## The problem
Select all lines holding the word "translation" from the entries that follow.
<<<<
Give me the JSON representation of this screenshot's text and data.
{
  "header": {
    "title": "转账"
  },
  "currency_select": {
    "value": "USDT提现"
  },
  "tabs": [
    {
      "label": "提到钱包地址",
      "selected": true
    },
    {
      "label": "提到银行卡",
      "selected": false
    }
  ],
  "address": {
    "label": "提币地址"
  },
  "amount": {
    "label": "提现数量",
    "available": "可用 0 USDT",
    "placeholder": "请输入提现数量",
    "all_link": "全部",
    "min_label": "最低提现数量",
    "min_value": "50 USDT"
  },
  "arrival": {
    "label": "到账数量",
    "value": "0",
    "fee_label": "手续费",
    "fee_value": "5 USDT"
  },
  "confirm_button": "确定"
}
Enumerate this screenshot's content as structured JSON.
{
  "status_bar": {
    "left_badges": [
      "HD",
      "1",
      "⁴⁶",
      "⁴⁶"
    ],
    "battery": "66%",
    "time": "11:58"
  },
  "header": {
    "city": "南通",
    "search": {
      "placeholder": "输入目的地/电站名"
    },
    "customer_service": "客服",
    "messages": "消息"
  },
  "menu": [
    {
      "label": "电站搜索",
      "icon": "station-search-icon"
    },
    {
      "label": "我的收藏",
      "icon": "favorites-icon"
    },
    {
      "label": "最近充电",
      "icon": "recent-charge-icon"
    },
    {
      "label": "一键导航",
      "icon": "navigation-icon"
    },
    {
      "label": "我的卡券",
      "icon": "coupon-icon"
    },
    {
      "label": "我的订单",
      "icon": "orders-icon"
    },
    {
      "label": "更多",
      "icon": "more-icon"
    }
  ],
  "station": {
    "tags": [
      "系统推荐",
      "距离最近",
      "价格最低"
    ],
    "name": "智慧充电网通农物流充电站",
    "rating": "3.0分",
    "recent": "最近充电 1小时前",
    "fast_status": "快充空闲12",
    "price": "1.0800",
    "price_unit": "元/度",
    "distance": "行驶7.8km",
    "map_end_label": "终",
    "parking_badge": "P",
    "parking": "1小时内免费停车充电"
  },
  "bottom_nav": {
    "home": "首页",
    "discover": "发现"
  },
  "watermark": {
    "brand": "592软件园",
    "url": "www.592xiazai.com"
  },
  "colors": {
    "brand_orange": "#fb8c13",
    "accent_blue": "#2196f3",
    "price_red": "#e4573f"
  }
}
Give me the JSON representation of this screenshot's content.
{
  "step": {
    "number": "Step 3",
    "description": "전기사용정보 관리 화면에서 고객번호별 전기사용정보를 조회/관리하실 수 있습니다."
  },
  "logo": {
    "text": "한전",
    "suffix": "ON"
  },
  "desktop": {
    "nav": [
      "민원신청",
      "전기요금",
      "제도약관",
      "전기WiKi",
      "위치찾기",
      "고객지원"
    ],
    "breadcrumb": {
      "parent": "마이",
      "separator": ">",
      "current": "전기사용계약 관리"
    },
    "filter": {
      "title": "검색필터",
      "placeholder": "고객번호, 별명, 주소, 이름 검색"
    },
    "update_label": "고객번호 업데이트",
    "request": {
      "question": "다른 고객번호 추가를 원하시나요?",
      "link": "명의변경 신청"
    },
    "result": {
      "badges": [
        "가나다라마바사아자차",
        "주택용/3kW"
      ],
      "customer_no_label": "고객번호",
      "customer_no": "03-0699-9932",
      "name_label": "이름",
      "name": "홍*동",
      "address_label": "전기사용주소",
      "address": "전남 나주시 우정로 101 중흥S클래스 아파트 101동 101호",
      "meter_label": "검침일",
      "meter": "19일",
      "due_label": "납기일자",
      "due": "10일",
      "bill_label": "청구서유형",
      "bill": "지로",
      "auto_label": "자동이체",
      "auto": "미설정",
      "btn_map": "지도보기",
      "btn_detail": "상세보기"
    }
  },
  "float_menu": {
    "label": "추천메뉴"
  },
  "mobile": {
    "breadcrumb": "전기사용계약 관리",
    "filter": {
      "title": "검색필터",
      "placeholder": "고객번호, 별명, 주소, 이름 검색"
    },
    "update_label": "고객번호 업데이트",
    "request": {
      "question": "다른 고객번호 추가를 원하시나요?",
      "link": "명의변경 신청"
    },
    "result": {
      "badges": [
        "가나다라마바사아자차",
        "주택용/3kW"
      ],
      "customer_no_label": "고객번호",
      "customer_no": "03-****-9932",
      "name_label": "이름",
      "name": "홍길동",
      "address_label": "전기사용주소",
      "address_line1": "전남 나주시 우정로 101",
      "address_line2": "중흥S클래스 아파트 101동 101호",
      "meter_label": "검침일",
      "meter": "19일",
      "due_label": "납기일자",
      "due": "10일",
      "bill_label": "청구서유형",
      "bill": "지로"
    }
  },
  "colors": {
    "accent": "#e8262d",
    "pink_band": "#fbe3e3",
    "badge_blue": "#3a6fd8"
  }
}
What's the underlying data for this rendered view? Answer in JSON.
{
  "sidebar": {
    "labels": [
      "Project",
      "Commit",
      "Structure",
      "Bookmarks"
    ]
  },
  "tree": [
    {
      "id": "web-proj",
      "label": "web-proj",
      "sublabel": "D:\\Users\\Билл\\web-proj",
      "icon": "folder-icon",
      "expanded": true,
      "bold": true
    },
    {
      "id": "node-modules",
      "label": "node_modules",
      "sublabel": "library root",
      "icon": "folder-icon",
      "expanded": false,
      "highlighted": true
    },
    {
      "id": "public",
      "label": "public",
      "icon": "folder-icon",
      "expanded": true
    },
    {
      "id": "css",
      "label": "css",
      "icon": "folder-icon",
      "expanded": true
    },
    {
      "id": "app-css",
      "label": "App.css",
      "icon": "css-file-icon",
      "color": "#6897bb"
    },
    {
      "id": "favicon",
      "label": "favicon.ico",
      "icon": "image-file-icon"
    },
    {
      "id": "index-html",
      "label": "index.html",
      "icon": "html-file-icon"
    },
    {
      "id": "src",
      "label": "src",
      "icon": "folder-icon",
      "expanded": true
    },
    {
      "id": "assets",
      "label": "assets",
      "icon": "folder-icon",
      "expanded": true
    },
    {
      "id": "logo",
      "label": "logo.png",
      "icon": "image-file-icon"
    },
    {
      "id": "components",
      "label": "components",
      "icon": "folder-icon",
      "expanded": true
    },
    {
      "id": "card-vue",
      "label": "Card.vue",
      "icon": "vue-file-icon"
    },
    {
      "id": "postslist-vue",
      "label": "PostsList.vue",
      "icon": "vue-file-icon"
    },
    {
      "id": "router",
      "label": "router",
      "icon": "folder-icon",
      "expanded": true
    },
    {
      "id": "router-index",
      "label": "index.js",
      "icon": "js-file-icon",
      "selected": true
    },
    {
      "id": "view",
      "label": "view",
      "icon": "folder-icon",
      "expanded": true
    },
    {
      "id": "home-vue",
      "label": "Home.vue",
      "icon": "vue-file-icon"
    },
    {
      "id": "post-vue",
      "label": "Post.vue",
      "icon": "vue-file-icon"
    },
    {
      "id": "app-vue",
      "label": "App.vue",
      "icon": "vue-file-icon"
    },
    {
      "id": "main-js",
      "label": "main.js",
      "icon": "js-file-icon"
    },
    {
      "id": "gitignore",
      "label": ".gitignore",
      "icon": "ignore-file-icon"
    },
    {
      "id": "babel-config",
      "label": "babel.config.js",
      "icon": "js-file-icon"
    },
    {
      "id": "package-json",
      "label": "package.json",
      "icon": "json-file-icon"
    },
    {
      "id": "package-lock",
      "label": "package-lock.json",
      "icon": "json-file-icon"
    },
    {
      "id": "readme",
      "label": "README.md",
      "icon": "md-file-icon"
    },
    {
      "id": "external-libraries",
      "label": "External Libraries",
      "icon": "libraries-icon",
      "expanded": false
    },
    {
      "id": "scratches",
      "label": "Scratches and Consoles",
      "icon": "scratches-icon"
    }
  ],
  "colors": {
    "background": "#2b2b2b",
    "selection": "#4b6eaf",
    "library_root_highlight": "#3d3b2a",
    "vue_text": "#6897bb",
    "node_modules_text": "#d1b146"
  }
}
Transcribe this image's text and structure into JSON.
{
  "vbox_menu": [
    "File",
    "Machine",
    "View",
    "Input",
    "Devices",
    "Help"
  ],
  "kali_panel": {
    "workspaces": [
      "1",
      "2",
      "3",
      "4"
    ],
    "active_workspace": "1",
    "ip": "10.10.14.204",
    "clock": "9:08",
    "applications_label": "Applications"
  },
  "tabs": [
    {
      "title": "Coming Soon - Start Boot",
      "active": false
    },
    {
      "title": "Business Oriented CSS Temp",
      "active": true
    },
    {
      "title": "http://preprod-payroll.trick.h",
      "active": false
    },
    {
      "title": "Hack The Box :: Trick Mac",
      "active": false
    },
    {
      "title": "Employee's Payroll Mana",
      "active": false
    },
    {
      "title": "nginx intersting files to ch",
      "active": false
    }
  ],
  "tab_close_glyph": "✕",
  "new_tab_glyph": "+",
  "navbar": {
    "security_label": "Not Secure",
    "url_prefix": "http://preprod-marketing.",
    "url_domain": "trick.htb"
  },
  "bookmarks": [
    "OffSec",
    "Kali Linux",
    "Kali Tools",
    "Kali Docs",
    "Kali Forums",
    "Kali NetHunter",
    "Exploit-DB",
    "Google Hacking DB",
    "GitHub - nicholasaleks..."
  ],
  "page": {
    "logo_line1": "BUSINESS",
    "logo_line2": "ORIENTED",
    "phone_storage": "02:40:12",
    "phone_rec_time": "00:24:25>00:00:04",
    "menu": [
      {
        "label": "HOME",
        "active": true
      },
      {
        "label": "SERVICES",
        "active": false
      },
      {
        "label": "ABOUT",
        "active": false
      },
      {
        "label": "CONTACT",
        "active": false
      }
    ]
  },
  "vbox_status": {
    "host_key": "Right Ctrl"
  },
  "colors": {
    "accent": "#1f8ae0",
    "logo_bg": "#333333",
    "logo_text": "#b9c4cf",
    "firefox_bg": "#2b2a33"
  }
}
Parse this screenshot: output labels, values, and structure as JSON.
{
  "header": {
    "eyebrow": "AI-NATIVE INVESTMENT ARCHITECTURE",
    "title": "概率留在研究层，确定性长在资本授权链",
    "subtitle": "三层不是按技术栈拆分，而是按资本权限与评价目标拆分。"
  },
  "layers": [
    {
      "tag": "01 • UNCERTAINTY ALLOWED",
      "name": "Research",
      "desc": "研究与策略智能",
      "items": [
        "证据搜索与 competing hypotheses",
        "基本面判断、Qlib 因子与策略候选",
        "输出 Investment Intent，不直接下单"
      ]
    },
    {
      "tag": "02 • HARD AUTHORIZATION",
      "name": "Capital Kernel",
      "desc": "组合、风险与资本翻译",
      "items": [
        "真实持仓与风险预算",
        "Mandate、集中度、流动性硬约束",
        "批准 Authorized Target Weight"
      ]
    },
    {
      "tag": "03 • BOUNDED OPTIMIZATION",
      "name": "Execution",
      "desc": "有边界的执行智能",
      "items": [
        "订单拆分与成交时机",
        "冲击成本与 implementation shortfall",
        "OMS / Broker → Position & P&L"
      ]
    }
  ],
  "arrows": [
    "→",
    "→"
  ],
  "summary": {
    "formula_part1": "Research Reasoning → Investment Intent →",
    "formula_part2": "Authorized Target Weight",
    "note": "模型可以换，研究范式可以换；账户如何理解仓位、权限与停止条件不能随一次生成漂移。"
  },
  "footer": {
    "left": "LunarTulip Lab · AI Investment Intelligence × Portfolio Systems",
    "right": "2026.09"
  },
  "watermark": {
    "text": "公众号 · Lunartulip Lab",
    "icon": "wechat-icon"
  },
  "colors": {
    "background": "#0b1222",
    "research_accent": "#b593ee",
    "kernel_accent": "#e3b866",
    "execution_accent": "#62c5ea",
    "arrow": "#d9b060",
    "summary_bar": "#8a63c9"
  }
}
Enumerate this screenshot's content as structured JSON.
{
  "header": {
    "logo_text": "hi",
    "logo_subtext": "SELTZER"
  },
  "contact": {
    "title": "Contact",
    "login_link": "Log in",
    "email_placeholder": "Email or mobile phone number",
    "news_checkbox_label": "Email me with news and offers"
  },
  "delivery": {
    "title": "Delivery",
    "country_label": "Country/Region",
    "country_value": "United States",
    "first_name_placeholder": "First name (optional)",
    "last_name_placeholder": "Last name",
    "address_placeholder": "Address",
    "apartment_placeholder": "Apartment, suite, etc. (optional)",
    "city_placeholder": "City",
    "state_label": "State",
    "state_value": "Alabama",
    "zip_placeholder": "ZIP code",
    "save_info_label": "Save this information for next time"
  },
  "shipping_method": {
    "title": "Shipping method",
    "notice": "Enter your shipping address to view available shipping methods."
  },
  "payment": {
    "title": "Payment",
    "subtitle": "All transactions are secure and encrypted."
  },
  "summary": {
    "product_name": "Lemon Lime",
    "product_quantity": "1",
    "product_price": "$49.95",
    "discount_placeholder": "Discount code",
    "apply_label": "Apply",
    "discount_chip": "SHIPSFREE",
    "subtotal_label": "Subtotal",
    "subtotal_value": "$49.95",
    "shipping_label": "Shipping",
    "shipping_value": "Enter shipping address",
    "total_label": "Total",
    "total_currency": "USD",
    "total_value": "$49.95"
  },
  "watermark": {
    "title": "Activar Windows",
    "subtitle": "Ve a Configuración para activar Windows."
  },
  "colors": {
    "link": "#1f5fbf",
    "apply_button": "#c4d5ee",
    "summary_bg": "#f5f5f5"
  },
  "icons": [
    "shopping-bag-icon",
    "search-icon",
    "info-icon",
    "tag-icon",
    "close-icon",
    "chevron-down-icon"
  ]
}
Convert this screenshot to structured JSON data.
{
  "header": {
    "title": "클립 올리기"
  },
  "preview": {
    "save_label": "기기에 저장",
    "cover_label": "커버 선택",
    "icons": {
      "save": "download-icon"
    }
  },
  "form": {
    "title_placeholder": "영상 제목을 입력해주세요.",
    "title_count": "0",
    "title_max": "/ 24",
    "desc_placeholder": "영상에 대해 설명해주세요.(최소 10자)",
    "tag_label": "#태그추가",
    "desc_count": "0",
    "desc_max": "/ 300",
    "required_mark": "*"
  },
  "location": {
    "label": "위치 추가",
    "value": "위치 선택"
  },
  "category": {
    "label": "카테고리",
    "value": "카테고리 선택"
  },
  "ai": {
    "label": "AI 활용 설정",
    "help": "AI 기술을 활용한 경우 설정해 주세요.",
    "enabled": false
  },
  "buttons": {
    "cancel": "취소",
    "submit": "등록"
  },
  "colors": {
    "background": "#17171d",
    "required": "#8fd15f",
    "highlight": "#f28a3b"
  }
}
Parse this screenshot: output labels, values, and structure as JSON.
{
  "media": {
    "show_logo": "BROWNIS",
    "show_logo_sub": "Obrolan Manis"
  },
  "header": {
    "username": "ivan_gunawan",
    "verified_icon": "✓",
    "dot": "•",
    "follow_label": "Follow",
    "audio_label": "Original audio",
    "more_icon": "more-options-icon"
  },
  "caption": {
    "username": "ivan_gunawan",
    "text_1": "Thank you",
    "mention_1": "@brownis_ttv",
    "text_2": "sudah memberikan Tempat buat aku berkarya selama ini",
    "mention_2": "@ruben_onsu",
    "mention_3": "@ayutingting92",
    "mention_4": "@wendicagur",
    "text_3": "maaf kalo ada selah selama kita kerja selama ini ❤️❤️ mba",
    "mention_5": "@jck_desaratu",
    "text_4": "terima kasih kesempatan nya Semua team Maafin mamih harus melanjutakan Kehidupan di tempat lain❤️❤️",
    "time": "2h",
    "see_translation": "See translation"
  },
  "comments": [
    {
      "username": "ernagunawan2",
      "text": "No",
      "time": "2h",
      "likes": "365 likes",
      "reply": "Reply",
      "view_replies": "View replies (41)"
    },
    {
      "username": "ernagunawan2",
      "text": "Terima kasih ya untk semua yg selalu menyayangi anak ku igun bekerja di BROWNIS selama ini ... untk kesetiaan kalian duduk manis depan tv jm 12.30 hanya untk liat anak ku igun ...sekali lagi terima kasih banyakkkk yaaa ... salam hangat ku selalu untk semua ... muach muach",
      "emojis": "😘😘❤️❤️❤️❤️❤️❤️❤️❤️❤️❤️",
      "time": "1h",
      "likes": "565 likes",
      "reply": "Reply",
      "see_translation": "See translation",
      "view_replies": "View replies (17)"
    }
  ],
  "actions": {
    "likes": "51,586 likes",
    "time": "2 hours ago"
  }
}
>>>>
## Solution to this exercise
    "see_translation": "See translation"
      "see_translation": "See translation",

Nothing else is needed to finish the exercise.